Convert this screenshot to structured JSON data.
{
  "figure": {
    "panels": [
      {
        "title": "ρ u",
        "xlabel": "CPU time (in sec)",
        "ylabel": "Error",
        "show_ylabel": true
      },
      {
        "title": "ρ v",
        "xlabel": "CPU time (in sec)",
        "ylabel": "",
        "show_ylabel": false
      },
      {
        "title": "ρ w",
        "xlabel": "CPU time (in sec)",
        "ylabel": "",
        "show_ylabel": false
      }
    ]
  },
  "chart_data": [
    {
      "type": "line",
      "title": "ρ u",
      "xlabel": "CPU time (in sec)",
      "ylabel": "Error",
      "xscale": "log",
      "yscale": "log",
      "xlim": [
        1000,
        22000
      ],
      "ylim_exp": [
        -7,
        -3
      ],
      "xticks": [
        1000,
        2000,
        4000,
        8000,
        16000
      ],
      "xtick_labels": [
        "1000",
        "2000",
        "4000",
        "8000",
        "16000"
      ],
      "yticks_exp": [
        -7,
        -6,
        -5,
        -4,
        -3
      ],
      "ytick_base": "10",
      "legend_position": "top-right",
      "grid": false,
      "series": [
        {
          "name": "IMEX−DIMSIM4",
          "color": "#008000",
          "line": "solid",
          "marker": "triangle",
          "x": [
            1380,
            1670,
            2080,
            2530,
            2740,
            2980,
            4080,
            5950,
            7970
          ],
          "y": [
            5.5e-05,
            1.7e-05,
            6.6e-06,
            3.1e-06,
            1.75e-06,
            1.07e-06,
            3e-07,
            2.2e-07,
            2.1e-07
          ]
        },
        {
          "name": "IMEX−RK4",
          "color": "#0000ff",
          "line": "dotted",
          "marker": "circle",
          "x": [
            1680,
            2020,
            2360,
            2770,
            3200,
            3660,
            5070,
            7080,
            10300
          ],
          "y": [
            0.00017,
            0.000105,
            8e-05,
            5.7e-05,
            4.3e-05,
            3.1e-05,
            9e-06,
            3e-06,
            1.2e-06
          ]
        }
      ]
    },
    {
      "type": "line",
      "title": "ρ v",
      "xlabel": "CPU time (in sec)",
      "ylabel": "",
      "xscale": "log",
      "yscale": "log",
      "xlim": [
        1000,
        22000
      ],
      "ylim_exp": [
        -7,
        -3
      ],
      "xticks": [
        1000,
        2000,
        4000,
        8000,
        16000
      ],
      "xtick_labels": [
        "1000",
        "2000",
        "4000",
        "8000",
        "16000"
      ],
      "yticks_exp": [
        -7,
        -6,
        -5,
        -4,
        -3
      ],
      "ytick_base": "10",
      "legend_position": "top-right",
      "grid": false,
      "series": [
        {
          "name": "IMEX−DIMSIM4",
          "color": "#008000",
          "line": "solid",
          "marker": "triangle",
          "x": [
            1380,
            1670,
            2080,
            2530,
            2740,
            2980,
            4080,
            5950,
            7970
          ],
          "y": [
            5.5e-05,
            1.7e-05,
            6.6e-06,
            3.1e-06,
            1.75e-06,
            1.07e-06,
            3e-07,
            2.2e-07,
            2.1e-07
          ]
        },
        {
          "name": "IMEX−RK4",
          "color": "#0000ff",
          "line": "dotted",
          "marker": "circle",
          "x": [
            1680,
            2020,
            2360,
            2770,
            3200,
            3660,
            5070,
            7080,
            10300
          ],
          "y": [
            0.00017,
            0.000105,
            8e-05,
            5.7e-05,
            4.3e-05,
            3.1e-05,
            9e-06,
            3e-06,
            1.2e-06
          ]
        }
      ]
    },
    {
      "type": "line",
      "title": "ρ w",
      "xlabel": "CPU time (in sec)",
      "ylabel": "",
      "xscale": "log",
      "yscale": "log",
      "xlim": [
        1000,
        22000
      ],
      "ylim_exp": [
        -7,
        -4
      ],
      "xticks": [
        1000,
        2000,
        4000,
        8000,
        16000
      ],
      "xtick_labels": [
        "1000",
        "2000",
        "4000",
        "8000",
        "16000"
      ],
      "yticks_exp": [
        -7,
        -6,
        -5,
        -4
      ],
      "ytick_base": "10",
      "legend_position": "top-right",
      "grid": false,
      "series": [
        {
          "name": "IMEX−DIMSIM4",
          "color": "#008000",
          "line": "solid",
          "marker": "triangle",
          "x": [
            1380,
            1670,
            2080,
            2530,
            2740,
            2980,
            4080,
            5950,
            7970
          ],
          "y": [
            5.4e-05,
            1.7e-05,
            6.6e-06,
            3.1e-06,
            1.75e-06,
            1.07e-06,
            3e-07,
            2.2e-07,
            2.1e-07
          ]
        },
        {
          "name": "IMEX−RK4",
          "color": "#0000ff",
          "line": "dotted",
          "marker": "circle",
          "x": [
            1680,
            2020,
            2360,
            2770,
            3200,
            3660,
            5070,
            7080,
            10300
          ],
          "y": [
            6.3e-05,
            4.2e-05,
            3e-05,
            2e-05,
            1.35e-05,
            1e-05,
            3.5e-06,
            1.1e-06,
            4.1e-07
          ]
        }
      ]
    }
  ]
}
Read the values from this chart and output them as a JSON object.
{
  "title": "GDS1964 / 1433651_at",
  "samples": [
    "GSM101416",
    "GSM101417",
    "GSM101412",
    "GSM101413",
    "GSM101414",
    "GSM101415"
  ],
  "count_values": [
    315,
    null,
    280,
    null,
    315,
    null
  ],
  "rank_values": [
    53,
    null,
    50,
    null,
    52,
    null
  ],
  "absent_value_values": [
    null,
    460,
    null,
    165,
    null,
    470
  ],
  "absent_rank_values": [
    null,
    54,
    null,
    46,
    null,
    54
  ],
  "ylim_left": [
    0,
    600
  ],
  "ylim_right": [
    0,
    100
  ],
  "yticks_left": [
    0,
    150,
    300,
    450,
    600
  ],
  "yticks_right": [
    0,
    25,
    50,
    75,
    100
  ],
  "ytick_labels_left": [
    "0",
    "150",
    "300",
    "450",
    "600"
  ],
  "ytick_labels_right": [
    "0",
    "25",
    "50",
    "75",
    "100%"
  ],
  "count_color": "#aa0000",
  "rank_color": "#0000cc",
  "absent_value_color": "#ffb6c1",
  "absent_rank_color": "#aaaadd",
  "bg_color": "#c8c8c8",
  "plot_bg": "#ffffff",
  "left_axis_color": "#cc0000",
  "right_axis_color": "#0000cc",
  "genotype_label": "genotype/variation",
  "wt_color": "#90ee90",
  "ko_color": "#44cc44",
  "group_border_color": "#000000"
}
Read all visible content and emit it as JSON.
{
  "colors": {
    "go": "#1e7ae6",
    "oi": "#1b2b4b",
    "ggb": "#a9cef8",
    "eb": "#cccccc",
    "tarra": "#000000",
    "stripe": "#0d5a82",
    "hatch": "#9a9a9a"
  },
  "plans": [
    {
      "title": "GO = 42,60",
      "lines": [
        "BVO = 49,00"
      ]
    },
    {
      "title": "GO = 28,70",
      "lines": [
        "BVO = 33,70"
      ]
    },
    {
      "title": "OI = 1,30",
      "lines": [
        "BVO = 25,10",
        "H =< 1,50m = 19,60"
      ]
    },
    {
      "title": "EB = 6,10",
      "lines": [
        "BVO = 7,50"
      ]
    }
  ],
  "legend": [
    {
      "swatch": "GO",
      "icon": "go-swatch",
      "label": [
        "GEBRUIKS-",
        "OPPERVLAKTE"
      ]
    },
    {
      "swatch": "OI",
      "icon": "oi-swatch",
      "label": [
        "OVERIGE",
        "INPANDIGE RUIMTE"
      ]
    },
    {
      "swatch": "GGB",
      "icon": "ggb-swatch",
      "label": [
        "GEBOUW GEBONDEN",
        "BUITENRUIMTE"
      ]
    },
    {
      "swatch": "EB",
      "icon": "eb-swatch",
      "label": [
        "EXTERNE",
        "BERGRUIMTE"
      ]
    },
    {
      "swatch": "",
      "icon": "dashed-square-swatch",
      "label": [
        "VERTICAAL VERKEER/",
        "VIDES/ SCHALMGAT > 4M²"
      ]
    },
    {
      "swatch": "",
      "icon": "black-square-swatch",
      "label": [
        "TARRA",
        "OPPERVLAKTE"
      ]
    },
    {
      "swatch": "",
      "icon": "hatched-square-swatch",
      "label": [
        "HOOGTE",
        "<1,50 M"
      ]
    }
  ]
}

□ □ □

▸ What this task involves
From the entries above, copy each line holding "Read".

▸ Exercise answer
Read the values from this chart and output them as a JSON object.
Read all visible content and emit it as JSON.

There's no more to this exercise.